╭─ EXTRACT

Gulf Electroquip, Ltd., Electric Machinery & Equipment, Ltd., Riva Services, L.L.C. or whichever company issues the invoice for the goods or services specified is called “Seller.”  The person or entity named in the “Sold To” blank is called “Purchaser.”

Sale of any of the equipment or services of Seller, at the prices indicated hereon, is expressly conditioned upon Purchaser’s acceptance of all the terms and conditions set forth in Seller’s Quotation and Confirmation of Sale and Acknowledgment.  Any statement of intent to purchase any such equipment or services, any Purchase Order, any shop work order release, or any direction to proceed with engineering, procurement, manufacturing or shipment, shall constitute an assent to the prices and all terms and conditions and a representation that the Purchaser is solvent.  Any additional or different terms, prices or conditions set forth in any communications from the Purchaser, including any purchase order, are objected to by Seller and shall not be effective or binding unless assented to in writing and signed by an authorized representative of Seller.

╰─
╭─ ENTRIES SHOWN

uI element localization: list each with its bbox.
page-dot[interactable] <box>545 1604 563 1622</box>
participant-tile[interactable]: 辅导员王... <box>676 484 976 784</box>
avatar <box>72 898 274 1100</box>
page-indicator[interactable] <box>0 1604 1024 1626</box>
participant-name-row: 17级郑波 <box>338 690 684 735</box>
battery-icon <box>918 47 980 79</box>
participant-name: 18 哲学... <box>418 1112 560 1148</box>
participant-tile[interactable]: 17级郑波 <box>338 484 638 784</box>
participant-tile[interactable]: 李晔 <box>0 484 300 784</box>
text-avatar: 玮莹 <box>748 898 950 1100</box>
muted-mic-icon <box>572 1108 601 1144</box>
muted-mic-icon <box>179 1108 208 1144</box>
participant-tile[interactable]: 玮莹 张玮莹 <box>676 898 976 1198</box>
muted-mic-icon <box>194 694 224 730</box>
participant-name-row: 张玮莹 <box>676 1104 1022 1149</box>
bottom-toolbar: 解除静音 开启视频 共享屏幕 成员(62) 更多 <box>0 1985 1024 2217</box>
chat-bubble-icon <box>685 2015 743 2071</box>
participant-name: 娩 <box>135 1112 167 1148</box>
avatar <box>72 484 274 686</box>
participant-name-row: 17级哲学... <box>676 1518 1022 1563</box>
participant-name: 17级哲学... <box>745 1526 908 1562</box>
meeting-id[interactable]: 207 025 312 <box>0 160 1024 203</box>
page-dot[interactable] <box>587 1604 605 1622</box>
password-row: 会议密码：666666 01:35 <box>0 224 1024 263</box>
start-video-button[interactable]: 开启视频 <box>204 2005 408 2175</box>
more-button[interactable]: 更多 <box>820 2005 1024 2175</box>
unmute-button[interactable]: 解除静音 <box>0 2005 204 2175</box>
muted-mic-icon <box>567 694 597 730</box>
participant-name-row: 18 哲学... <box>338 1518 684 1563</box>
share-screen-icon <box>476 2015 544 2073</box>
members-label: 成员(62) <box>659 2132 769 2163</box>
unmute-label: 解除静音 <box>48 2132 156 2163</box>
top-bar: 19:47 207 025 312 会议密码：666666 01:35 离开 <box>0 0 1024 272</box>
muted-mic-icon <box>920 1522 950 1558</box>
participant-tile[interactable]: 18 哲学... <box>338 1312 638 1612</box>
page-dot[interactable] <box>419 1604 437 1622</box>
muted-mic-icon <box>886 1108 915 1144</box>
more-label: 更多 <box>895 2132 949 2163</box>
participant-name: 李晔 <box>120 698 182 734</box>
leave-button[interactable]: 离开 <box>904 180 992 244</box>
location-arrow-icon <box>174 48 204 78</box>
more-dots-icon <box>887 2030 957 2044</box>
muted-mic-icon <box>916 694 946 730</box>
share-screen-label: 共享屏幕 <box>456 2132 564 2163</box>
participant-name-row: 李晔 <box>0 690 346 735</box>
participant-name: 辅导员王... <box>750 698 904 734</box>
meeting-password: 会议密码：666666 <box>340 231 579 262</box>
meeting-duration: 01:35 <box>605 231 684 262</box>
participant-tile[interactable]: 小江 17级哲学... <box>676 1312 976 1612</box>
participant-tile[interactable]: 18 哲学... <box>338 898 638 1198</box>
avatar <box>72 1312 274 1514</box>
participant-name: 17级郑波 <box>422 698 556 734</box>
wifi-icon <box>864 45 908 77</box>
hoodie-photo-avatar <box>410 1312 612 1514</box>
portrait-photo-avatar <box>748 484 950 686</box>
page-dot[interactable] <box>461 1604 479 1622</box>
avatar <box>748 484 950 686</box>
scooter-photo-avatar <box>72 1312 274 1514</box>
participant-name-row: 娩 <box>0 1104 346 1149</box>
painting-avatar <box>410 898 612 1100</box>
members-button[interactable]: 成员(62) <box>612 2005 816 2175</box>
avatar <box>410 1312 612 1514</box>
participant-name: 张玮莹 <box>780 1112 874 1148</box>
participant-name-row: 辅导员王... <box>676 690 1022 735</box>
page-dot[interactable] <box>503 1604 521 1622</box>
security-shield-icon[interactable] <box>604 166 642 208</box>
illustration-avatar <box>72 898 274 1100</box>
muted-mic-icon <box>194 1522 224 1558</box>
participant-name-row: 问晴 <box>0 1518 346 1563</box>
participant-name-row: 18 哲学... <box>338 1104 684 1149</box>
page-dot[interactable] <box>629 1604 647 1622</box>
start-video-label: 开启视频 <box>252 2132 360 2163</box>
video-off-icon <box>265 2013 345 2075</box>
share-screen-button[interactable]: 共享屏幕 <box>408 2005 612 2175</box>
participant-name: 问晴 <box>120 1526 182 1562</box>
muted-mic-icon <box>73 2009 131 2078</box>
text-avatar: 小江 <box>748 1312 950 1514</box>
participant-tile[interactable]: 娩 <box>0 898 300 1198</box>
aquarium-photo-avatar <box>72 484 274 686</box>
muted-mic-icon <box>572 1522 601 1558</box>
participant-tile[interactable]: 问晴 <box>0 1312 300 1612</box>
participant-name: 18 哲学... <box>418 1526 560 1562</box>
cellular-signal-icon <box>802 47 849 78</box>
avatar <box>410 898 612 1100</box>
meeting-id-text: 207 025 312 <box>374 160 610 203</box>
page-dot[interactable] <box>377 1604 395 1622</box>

╰─

▶ [CHALLENGES]
**1.** For the terms of sale above, say whether each statement agrees with the text. Answer yes or no for each and quote the words of the text that decide it.
(a) The person or entity named in the "Sold To" blank is called "Seller."
(b) A Purchase Order counts as assent to the prices and all terms and conditions.
(c) Different terms in a purchase order from Purchaser bind Seller even without written assent.
**2.** Echo the stretch of the terms of sale from "Sale of any" through "representative of Seller.".

▶ [ANSWERS BELOW]
**1.**
(a) No: "The person or entity named in the “Sold To” blank is called “Purchaser.”"
(b) Yes: "any Purchase Order, any shop work order release, or any direction to proceed with engineering, procurement, manufacturing or shipment, shall constitute an assent to the prices and all terms and conditions"
(c) No: "shall not be effective or binding unless assented to in writing and signed by an authorized representative of Seller."

**2.**
Sale of any of the equipment or services of Seller, at the prices indicated hereon, is expressly conditioned upon Purchaser’s acceptance of all the terms and conditions set forth in Seller’s Quotation and Confirmation of Sale and Acknowledgment.  Any statement of intent to purchase any such equipment or services, any Purchase Order, any shop work order release, or any direction to proceed with engineering, procurement, manufacturing or shipment, shall constitute an assent to the prices and all terms and conditions and a representation that the Purchaser is solvent.  Any additional or different terms, prices or conditions set forth in any communications from the Purchaser, including any purchase order, are objected to by Seller and shall not be effective or binding unless assented to in writing and signed by an authorized representative of Seller.